Selected extract:
-- BEGIN --
He spoke in specifics.

It compared favourably against Gould’s shifting truth.

And he put the Panthers in the middle of a full-blown public relations disaster.

Sacking Griffin now looks an emotional decision, not strategic.

When Gould returned to Penrith in 2011 he gave no time frame for when he would quit.

He said he would walk away when the job was done. By then, he said, he hoped to have the club in such a place his job as general manager of football was “redundant”.

Most of that has been achieved.

Gould has done magnificent things since he returned.

He drove the $22 million Panthers Rugby League Academy, among the best in the business.

He ensures the club invests heavily in its juniors where unlike, say, the other big nursery at Parramatta, the conversion rate from juniors to NRL is high.

He was behind Panther House. There, young, relocated players are housed in a family environment by former Panther Shane Elford and wife Alanah.

He continues to do good work around the club with various charities.

But under his watch the Panthers have had no great joy in the NRL.

Will this finally be what sinks Griffin. AAP Image/Joel Carrett.
Will this finally be what sinks Griffin. AAP Image/Joel Carrett.

They have not reached a grand final in the eight seasons he has been there.

They have reached the finals just four times, including this season.

He has sacked three coaches, Matt Elliott, Ivan Cleary and now Griffin, after all three disagreed with his coaching philosophy.
-- END --
Problem set:
A. According to the Panthers excerpt, what sets the club's junior investment apart from Parramatta's? Answer in one to three sentences.
B. Reproduce the Panthers excerpt between "Most of that" and "in the NRL.", inclusive.
These data come from a different source than the Panthers excerpt.

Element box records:
-- BEGIN --
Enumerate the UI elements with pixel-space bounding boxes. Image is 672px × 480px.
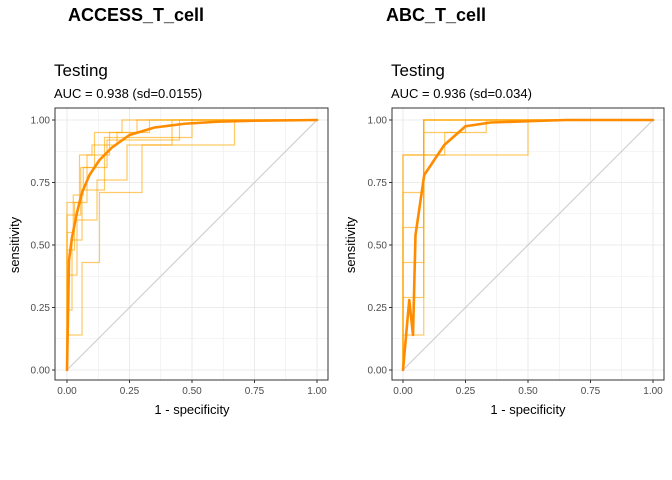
y-tick-label: 0.25 <box>31 303 51 314</box>
y-tick-label: 0.50 <box>31 241 51 252</box>
fold-roc-curve <box>66 119 317 370</box>
mean-roc-curve <box>65 118 319 372</box>
x-tick-label: 1.00 <box>643 386 663 397</box>
x-tick-label: 0.25 <box>456 386 476 397</box>
reference-diagonal <box>66 119 318 371</box>
reference-diagonal <box>402 119 654 371</box>
chart-subtitle: AUC = 0.936 (sd=0.034) <box>391 86 532 101</box>
y-tick-label: 0.50 <box>368 241 388 252</box>
panel-header: ABC_T_cell <box>386 5 486 25</box>
x-tick-label: 1.00 <box>307 386 327 397</box>
y-tick-label: 0.75 <box>368 178 388 189</box>
x-tick-label: 0.75 <box>581 386 601 397</box>
y-tick-label: 0.75 <box>31 178 51 189</box>
y-axis-title: sensitivity <box>7 216 22 273</box>
x-tick-label: 0.50 <box>518 386 538 397</box>
y-tick-label: 0.25 <box>368 303 388 314</box>
y-tick-label: 0.00 <box>31 366 51 377</box>
chart-title: Testing <box>54 61 108 80</box>
x-tick-label: 0.00 <box>393 386 413 397</box>
x-axis-title: 1 - specificity <box>154 402 230 417</box>
x-axis-title: 1 - specificity <box>490 402 566 417</box>
y-tick-label: 0.00 <box>368 366 388 377</box>
x-tick-label: 0.75 <box>245 386 265 397</box>
x-tick-label: 0.00 <box>57 386 77 397</box>
roc-plot-access-t-cell: 0.00 0.25 0.50 0.75 1.00 0.00 0.25 0.50 0.75 1.00 <box>31 107 329 397</box>
panel-header: ACCESS_T_cell <box>68 5 204 25</box>
roc-plot-abc-t-cell: 0.00 0.25 0.50 0.75 1.00 0.00 0.25 0.50 0.75 1.00 <box>368 107 665 397</box>
y-tick-label: 1.00 <box>368 116 388 127</box>
chart-subtitle: AUC = 0.938 (sd=0.0155) <box>54 86 202 101</box>
fold-roc-curve <box>402 119 653 370</box>
chart-title: Testing <box>391 61 445 80</box>
y-axis-title: sensitivity <box>343 216 358 273</box>
fold-roc-curve <box>66 119 317 370</box>
fold-roc-curve <box>66 119 317 370</box>
x-tick-label: 0.25 <box>120 386 140 397</box>
y-tick-label: 1.00 <box>31 116 51 127</box>
fold-roc-curve <box>66 119 317 370</box>
mean-roc-curve <box>401 118 655 372</box>
x-tick-label: 0.50 <box>182 386 202 397</box>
-- END --
Solutions to the tasks:
A. The excerpt says the Panthers invest heavily in their juniors, and unlike Parramatta, the other big nursery, the club has a high conversion rate from juniors to the NRL.

B.
Most of that has been achieved.

Gould has done magnificent things since he returned.

He drove the $22 million Panthers Rugby League Academy, among the best in the business.

He ensures the club invests heavily in its juniors where unlike, say, the other big nursery at Parramatta, the conversion rate from juniors to NRL is high.

He was behind Panther House. There, young, relocated players are housed in a family environment by former Panther Shane Elford and wife Alanah.

He continues to do good work around the club with various charities.

But under his watch the Panthers have had no great joy in the NRL.